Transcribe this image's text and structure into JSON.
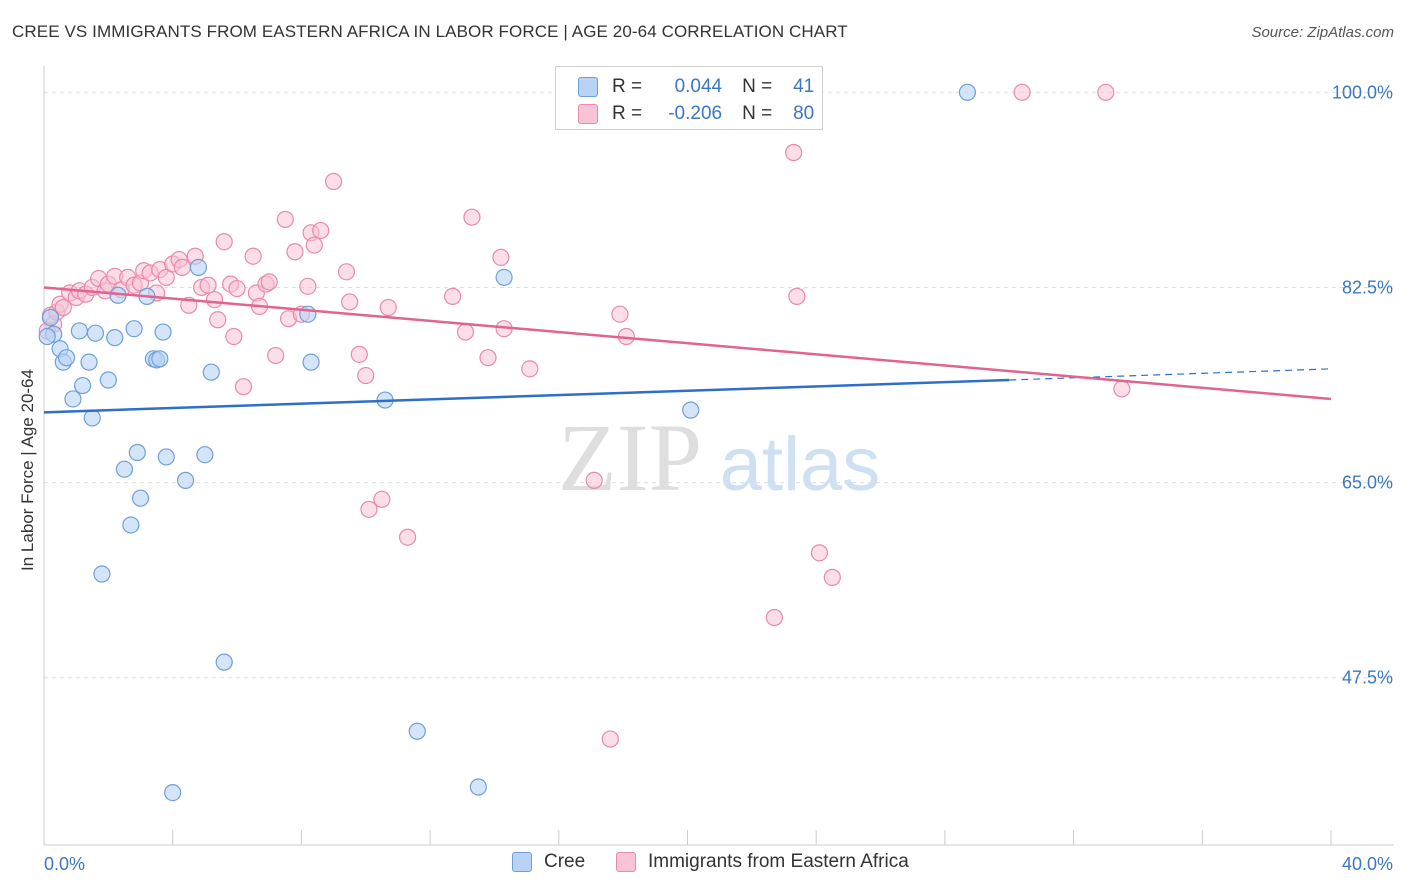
{
  "title": "CREE VS IMMIGRANTS FROM EASTERN AFRICA IN LABOR FORCE | AGE 20-64 CORRELATION CHART",
  "source": "Source: ZipAtlas.com",
  "watermark": {
    "zip": "ZIP",
    "atlas": "atlas"
  },
  "legend": {
    "cree": {
      "r_label": "R =",
      "r_value": "0.044",
      "n_label": "N =",
      "n_value": "41"
    },
    "immigrants": {
      "r_label": "R =",
      "r_value": "-0.206",
      "n_label": "N =",
      "n_value": "80"
    }
  },
  "bottom_legend": {
    "cree": "Cree",
    "immigrants": "Immigrants from Eastern Africa"
  },
  "colors": {
    "cree_fill": "#b8d3f5",
    "cree_stroke": "#6f9fd9",
    "cree_line": "#2f6fc9",
    "imm_fill": "#f8c3d4",
    "imm_stroke": "#e88aaa",
    "imm_line": "#e0648f",
    "tick_label": "#3a78c4"
  },
  "chart_data": {
    "type": "scatter",
    "xlabel": "",
    "ylabel": "In Labor Force | Age 20-64",
    "xlim": [
      0,
      40
    ],
    "ylim": [
      32.5,
      102
    ],
    "x_tick_labels": [
      "0.0%",
      "40.0%"
    ],
    "y_ticks": [
      47.5,
      65.0,
      82.5,
      100.0
    ],
    "y_tick_labels": [
      "47.5%",
      "65.0%",
      "82.5%",
      "100.0%"
    ],
    "series": [
      {
        "name": "Cree",
        "r": 0.044,
        "n": 41,
        "trend": {
          "x0": 0,
          "y0": 71.3,
          "x1": 30,
          "y1": 74.2,
          "dash_x1": 40,
          "dash_y1": 75.2
        },
        "points": [
          [
            0.2,
            79.8
          ],
          [
            0.3,
            78.3
          ],
          [
            0.5,
            77.0
          ],
          [
            0.6,
            75.8
          ],
          [
            0.7,
            76.2
          ],
          [
            0.9,
            72.5
          ],
          [
            1.1,
            78.6
          ],
          [
            1.2,
            73.7
          ],
          [
            1.4,
            75.8
          ],
          [
            1.5,
            70.8
          ],
          [
            1.6,
            78.4
          ],
          [
            1.8,
            56.8
          ],
          [
            2.0,
            74.2
          ],
          [
            2.2,
            78.0
          ],
          [
            2.3,
            81.8
          ],
          [
            2.5,
            66.2
          ],
          [
            2.7,
            61.2
          ],
          [
            2.8,
            78.8
          ],
          [
            2.9,
            67.7
          ],
          [
            3.0,
            63.6
          ],
          [
            3.2,
            81.7
          ],
          [
            3.4,
            76.1
          ],
          [
            3.5,
            76.0
          ],
          [
            3.6,
            76.1
          ],
          [
            3.7,
            78.5
          ],
          [
            3.8,
            67.3
          ],
          [
            4.0,
            37.2
          ],
          [
            4.4,
            65.2
          ],
          [
            4.8,
            84.3
          ],
          [
            5.0,
            67.5
          ],
          [
            5.2,
            74.9
          ],
          [
            5.6,
            48.9
          ],
          [
            8.2,
            80.1
          ],
          [
            8.3,
            75.8
          ],
          [
            10.6,
            72.4
          ],
          [
            11.6,
            42.7
          ],
          [
            13.5,
            37.7
          ],
          [
            14.3,
            83.4
          ],
          [
            20.1,
            71.5
          ],
          [
            28.7,
            100.0
          ],
          [
            0.1,
            78.1
          ]
        ]
      },
      {
        "name": "Immigrants from Eastern Africa",
        "r": -0.206,
        "n": 80,
        "trend": {
          "x0": 0,
          "y0": 82.5,
          "x1": 40,
          "y1": 72.5
        },
        "points": [
          [
            0.2,
            80.0
          ],
          [
            0.3,
            79.2
          ],
          [
            0.4,
            80.3
          ],
          [
            0.5,
            81.0
          ],
          [
            0.6,
            80.7
          ],
          [
            0.8,
            82.0
          ],
          [
            1.0,
            81.6
          ],
          [
            1.1,
            82.2
          ],
          [
            1.3,
            81.9
          ],
          [
            1.5,
            82.5
          ],
          [
            1.7,
            83.3
          ],
          [
            1.9,
            82.2
          ],
          [
            2.0,
            82.8
          ],
          [
            2.2,
            83.5
          ],
          [
            2.4,
            82.3
          ],
          [
            2.6,
            83.4
          ],
          [
            2.8,
            82.7
          ],
          [
            3.0,
            82.9
          ],
          [
            3.1,
            84.0
          ],
          [
            3.3,
            83.8
          ],
          [
            3.5,
            82.0
          ],
          [
            3.6,
            84.1
          ],
          [
            3.8,
            83.4
          ],
          [
            4.0,
            84.6
          ],
          [
            4.2,
            85.0
          ],
          [
            4.3,
            84.3
          ],
          [
            4.5,
            80.9
          ],
          [
            4.7,
            85.3
          ],
          [
            4.9,
            82.5
          ],
          [
            5.1,
            82.7
          ],
          [
            5.3,
            81.4
          ],
          [
            5.4,
            79.6
          ],
          [
            5.6,
            86.6
          ],
          [
            5.8,
            82.8
          ],
          [
            5.9,
            78.1
          ],
          [
            6.0,
            82.4
          ],
          [
            6.2,
            73.6
          ],
          [
            6.5,
            85.3
          ],
          [
            6.6,
            82.0
          ],
          [
            6.7,
            80.8
          ],
          [
            6.9,
            82.8
          ],
          [
            7.0,
            83.0
          ],
          [
            7.2,
            76.4
          ],
          [
            7.5,
            88.6
          ],
          [
            7.6,
            79.7
          ],
          [
            7.8,
            85.7
          ],
          [
            8.0,
            80.1
          ],
          [
            8.2,
            82.6
          ],
          [
            8.3,
            87.4
          ],
          [
            8.4,
            86.3
          ],
          [
            8.6,
            87.6
          ],
          [
            9.0,
            92.0
          ],
          [
            9.4,
            83.9
          ],
          [
            9.5,
            81.2
          ],
          [
            9.8,
            76.5
          ],
          [
            10.0,
            74.6
          ],
          [
            10.1,
            62.6
          ],
          [
            10.5,
            63.5
          ],
          [
            10.7,
            80.7
          ],
          [
            11.3,
            60.1
          ],
          [
            12.7,
            81.7
          ],
          [
            13.1,
            78.5
          ],
          [
            13.3,
            88.8
          ],
          [
            13.8,
            76.2
          ],
          [
            14.2,
            85.2
          ],
          [
            14.3,
            78.8
          ],
          [
            15.1,
            75.2
          ],
          [
            17.1,
            65.2
          ],
          [
            17.6,
            42.0
          ],
          [
            17.9,
            80.1
          ],
          [
            18.1,
            78.1
          ],
          [
            22.7,
            52.9
          ],
          [
            23.3,
            94.6
          ],
          [
            23.4,
            81.7
          ],
          [
            24.1,
            58.7
          ],
          [
            24.5,
            56.5
          ],
          [
            30.4,
            100.0
          ],
          [
            33.0,
            100.0
          ],
          [
            33.5,
            73.4
          ],
          [
            0.1,
            78.6
          ]
        ]
      }
    ]
  }
}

━━━

Leave the pictures out and copy the rest of the data exactly.

Transcribe this image's text and structure into JSON.
{
  "title": "CREE VS IMMIGRANTS FROM EASTERN AFRICA IN LABOR FORCE | AGE 20-64 CORRELATION CHART",
  "source": "Source: ZipAtlas.com",
  "watermark": {
    "zip": "ZIP",
    "atlas": "atlas"
  },
  "legend": {
    "cree": {
      "r_label": "R =",
      "r_value": "0.044",
      "n_label": "N =",
      "n_value": "41"
    },
    "immigrants": {
      "r_label": "R =",
      "r_value": "-0.206",
      "n_label": "N =",
      "n_value": "80"
    }
  },
  "bottom_legend": {
    "cree": "Cree",
    "immigrants": "Immigrants from Eastern Africa"
  },
  "colors": {
    "cree_fill": "#b8d3f5",
    "cree_stroke": "#6f9fd9",
    "cree_line": "#2f6fc9",
    "imm_fill": "#f8c3d4",
    "imm_stroke": "#e88aaa",
    "imm_line": "#e0648f",
    "tick_label": "#3a78c4"
  },
  "chart_data": {
    "type": "scatter",
    "xlabel": "",
    "ylabel": "In Labor Force | Age 20-64",
    "xlim": [
      0,
      40
    ],
    "ylim": [
      32.5,
      102
    ],
    "x_tick_labels": [
      "0.0%",
      "40.0%"
    ],
    "y_ticks": [
      47.5,
      65.0,
      82.5,
      100.0
    ],
    "y_tick_labels": [
      "47.5%",
      "65.0%",
      "82.5%",
      "100.0%"
    ],
    "series": [
      {
        "name": "Cree",
        "r": 0.044,
        "n": 41,
        "trend": {
          "x0": 0,
          "y0": 71.3,
          "x1": 30,
          "y1": 74.2,
          "dash_x1": 40,
          "dash_y1": 75.2
        },
        "points": [
          [
            0.2,
            79.8
          ],
          [
            0.3,
            78.3
          ],
          [
            0.5,
            77.0
          ],
          [
            0.6,
            75.8
          ],
          [
            0.7,
            76.2
          ],
          [
            0.9,
            72.5
          ],
          [
            1.1,
            78.6
          ],
          [
            1.2,
            73.7
          ],
          [
            1.4,
            75.8
          ],
          [
            1.5,
            70.8
          ],
          [
            1.6,
            78.4
          ],
          [
            1.8,
            56.8
          ],
          [
            2.0,
            74.2
          ],
          [
            2.2,
            78.0
          ],
          [
            2.3,
            81.8
          ],
          [
            2.5,
            66.2
          ],
          [
            2.7,
            61.2
          ],
          [
            2.8,
            78.8
          ],
          [
            2.9,
            67.7
          ],
          [
            3.0,
            63.6
          ],
          [
            3.2,
            81.7
          ],
          [
            3.4,
            76.1
          ],
          [
            3.5,
            76.0
          ],
          [
            3.6,
            76.1
          ],
          [
            3.7,
            78.5
          ],
          [
            3.8,
            67.3
          ],
          [
            4.0,
            37.2
          ],
          [
            4.4,
            65.2
          ],
          [
            4.8,
            84.3
          ],
          [
            5.0,
            67.5
          ],
          [
            5.2,
            74.9
          ],
          [
            5.6,
            48.9
          ],
          [
            8.2,
            80.1
          ],
          [
            8.3,
            75.8
          ],
          [
            10.6,
            72.4
          ],
          [
            11.6,
            42.7
          ],
          [
            13.5,
            37.7
          ],
          [
            14.3,
            83.4
          ],
          [
            20.1,
            71.5
          ],
          [
            28.7,
            100.0
          ],
          [
            0.1,
            78.1
          ]
        ]
      },
      {
        "name": "Immigrants from Eastern Africa",
        "r": -0.206,
        "n": 80,
        "trend": {
          "x0": 0,
          "y0": 82.5,
          "x1": 40,
          "y1": 72.5
        },
        "points": [
          [
            0.2,
            80.0
          ],
          [
            0.3,
            79.2
          ],
          [
            0.4,
            80.3
          ],
          [
            0.5,
            81.0
          ],
          [
            0.6,
            80.7
          ],
          [
            0.8,
            82.0
          ],
          [
            1.0,
            81.6
          ],
          [
            1.1,
            82.2
          ],
          [
            1.3,
            81.9
          ],
          [
            1.5,
            82.5
          ],
          [
            1.7,
            83.3
          ],
          [
            1.9,
            82.2
          ],
          [
            2.0,
            82.8
          ],
          [
            2.2,
            83.5
          ],
          [
            2.4,
            82.3
          ],
          [
            2.6,
            83.4
          ],
          [
            2.8,
            82.7
          ],
          [
            3.0,
            82.9
          ],
          [
            3.1,
            84.0
          ],
          [
            3.3,
            83.8
          ],
          [
            3.5,
            82.0
          ],
          [
            3.6,
            84.1
          ],
          [
            3.8,
            83.4
          ],
          [
            4.0,
            84.6
          ],
          [
            4.2,
            85.0
          ],
          [
            4.3,
            84.3
          ],
          [
            4.5,
            80.9
          ],
          [
            4.7,
            85.3
          ],
          [
            4.9,
            82.5
          ],
          [
            5.1,
            82.7
          ],
          [
            5.3,
            81.4
          ],
          [
            5.4,
            79.6
          ],
          [
            5.6,
            86.6
          ],
          [
            5.8,
            82.8
          ],
          [
            5.9,
            78.1
          ],
          [
            6.0,
            82.4
          ],
          [
            6.2,
            73.6
          ],
          [
            6.5,
            85.3
          ],
          [
            6.6,
            82.0
          ],
          [
            6.7,
            80.8
          ],
          [
            6.9,
            82.8
          ],
          [
            7.0,
            83.0
          ],
          [
            7.2,
            76.4
          ],
          [
            7.5,
            88.6
          ],
          [
            7.6,
            79.7
          ],
          [
            7.8,
            85.7
          ],
          [
            8.0,
            80.1
          ],
          [
            8.2,
            82.6
          ],
          [
            8.3,
            87.4
          ],
          [
            8.4,
            86.3
          ],
          [
            8.6,
            87.6
          ],
          [
            9.0,
            92.0
          ],
          [
            9.4,
            83.9
          ],
          [
            9.5,
            81.2
          ],
          [
            9.8,
            76.5
          ],
          [
            10.0,
            74.6
          ],
          [
            10.1,
            62.6
          ],
          [
            10.5,
            63.5
          ],
          [
            10.7,
            80.7
          ],
          [
            11.3,
            60.1
          ],
          [
            12.7,
            81.7
          ],
          [
            13.1,
            78.5
          ],
          [
            13.3,
            88.8
          ],
          [
            13.8,
            76.2
          ],
          [
            14.2,
            85.2
          ],
          [
            14.3,
            78.8
          ],
          [
            15.1,
            75.2
          ],
          [
            17.1,
            65.2
          ],
          [
            17.6,
            42.0
          ],
          [
            17.9,
            80.1
          ],
          [
            18.1,
            78.1
          ],
          [
            22.7,
            52.9
          ],
          [
            23.3,
            94.6
          ],
          [
            23.4,
            81.7
          ],
          [
            24.1,
            58.7
          ],
          [
            24.5,
            56.5
          ],
          [
            30.4,
            100.0
          ],
          [
            33.0,
            100.0
          ],
          [
            33.5,
            73.4
          ],
          [
            0.1,
            78.6
          ]
        ]
      }
    ]
  }
}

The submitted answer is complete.